— begin Records for the task —
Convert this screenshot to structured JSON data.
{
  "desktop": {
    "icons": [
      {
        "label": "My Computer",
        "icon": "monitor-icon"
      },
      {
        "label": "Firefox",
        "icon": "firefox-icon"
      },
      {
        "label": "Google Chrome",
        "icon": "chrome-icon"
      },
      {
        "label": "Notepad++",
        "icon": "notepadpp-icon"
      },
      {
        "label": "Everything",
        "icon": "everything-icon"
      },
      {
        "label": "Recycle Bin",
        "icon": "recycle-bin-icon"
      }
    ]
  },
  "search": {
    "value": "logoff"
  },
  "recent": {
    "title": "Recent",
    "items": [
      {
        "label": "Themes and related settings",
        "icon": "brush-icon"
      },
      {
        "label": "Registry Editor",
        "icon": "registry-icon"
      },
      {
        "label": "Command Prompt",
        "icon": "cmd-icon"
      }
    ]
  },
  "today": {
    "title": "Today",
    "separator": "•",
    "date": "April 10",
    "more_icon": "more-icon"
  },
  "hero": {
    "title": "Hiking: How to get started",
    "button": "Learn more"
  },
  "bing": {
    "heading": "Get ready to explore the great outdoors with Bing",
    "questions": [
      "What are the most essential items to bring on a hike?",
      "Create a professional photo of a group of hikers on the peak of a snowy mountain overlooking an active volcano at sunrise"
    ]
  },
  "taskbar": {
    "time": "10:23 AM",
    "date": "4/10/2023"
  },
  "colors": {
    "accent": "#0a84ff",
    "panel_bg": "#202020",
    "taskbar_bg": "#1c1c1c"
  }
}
— end Records for the task —
▸ **Written instruction**:
Give every line of the material again, exactly as it reads.

▸ **Solution**:
Convert this screenshot to structured JSON data.
{
  "desktop": {
    "icons": [
      {
        "label": "My Computer",
        "icon": "monitor-icon"
      },
      {
        "label": "Firefox",
        "icon": "firefox-icon"
      },
      {
        "label": "Google Chrome",
        "icon": "chrome-icon"
      },
      {
        "label": "Notepad++",
        "icon": "notepadpp-icon"
      },
      {
        "label": "Everything",
        "icon": "everything-icon"
      },
      {
        "label": "Recycle Bin",
        "icon": "recycle-bin-icon"
      }
    ]
  },
  "search": {
    "value": "logoff"
  },
  "recent": {
    "title": "Recent",
    "items": [
      {
        "label": "Themes and related settings",
        "icon": "brush-icon"
      },
      {
        "label": "Registry Editor",
        "icon": "registry-icon"
      },
      {
        "label": "Command Prompt",
        "icon": "cmd-icon"
      }
    ]
  },
  "today": {
    "title": "Today",
    "separator": "•",
    "date": "April 10",
    "more_icon": "more-icon"
  },
  "hero": {
    "title": "Hiking: How to get started",
    "button": "Learn more"
  },
  "bing": {
    "heading": "Get ready to explore the great outdoors with Bing",
    "questions": [
      "What are the most essential items to bring on a hike?",
      "Create a professional photo of a group of hikers on the peak of a snowy mountain overlooking an active volcano at sunrise"
    ]
  },
  "taskbar": {
    "time": "10:23 AM",
    "date": "4/10/2023"
  },
  "colors": {
    "accent": "#0a84ff",
    "panel_bg": "#202020",
    "taskbar_bg": "#1c1c1c"
  }
}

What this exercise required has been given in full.